[Data records]
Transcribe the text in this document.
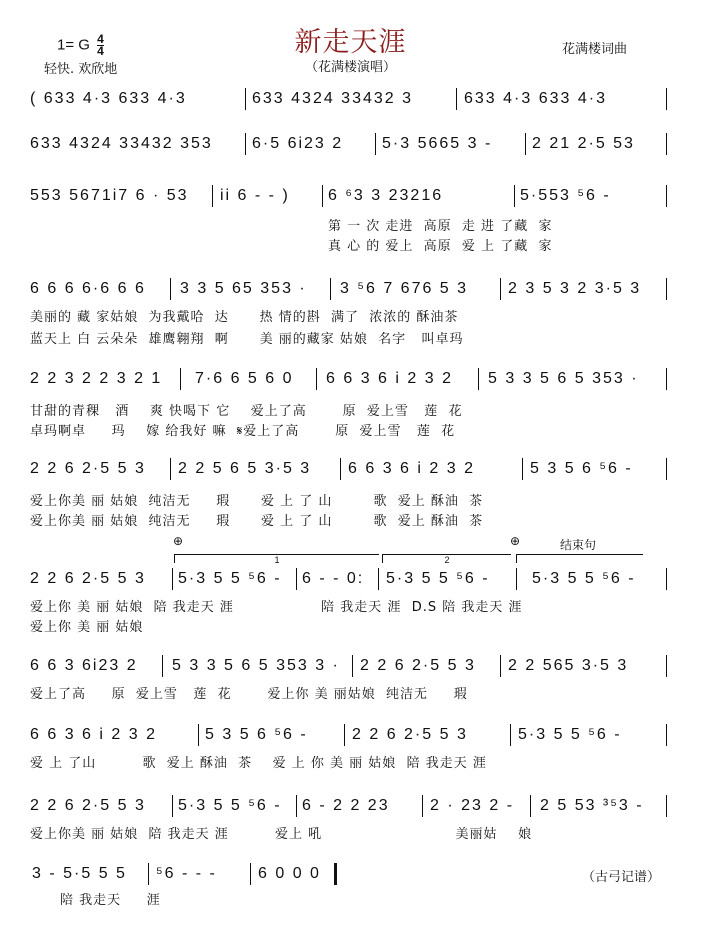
新走天涯
（花满楼演唱）
1= G $\frac{4}{4}$
轻快. 欢欣地
花满楼词曲
（古弓记谱）
( 633 4·3 633 4·3	633 4324 33432 3	633 4·3 633 4·3
633 4324 33432 353 6·5 6i23 2 5·3 5665 3 - 2 21 2·5 53
553 5671i7 6 · 53 ii 6 - - ) 6 ⁶3 3 23216	5·553 ⁵6 -
第 一 次 走进  高原  走 进 了藏  家
真 心 的 爱上  高原  爱 上 了藏  家
6 6 6 6·6 6 6 3 3 5 65 353 · 3 ⁵6 7 676 5 3 2 3 5 3 2 3·5 3
美丽的 藏 家姑娘  为我戴哈  达      热 情的斟  满了  浓浓的 酥油茶
蓝天上 白 云朵朵  雄鹰翱翔  啊      美 丽的藏家 姑娘  名字   叫卓玛
2 2 3 2 2 3 2 1 7·6 6 5 6 0 6 6 3 6 i 2 3 2 5 3 3 5 6 5 353 ·
甘甜的青稞   酒    爽 快喝下 它    爱上了高       原  爱上雪   莲  花
卓玛啊卓     玛    嫁 给我好 嘛  𝄋爱上了高       原  爱上雪   莲  花
2 2 6 2·5 5 3 2 2 5 6 5 3·5 3 6 6 3 6 i 2 3 2	5 3 5 6 ⁵6 -
爱上你美 丽 姑娘  纯洁无     瑕      爱 上 了 山        歌  爱上 酥油  茶
爱上你美 丽 姑娘  纯洁无     瑕      爱 上 了 山        歌  爱上 酥油  茶
2 2 6 2·5 5 3 5·3 5 5 ⁵6 - 6 - - 0: 5·3 5 5 ⁵6 -	5·3 5 5 ⁵6 -
爱上你 美 丽 姑娘  陪 我走天 涯                 陪 我走天 涯  D.S 陪 我走天 涯
爱上你 美 丽 姑娘
⊕	⊕	结束句
1	2
6 6 3 6i23 2 5 3 3 5 6 5 353 3 · 2 2 6 2·5 5 3 2 2 565 3·5 3
爱上了高     原  爱上雪   莲  花       爱上你 美 丽姑娘  纯洁无     瑕
6 6 3 6 i 2 3 2	5 3 5 6 ⁵6 -	2 2 6 2·5 5 3	5·3 5 5 ⁵6 -
爱 上 了山         歌  爱上 酥油  茶    爱 上 你 美 丽 姑娘  陪 我走天 涯
2 2 6 2·5 5 3 5·3 5 5 ⁵6 - 6 - 2 2 23	2 · 23 2 - 2 5 53 ³⁵3 -
爱上你美 丽 姑娘  陪 我走天 涯         爱上 吼                          美丽姑    娘
3 - 5·5 5 5 ⁵6 - - -	6 0 0 0
陪 我走天     涯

> Required work
Give the number of lines in the listing above that hold the string "爱上了高", with nothing else.

> Solved problem
3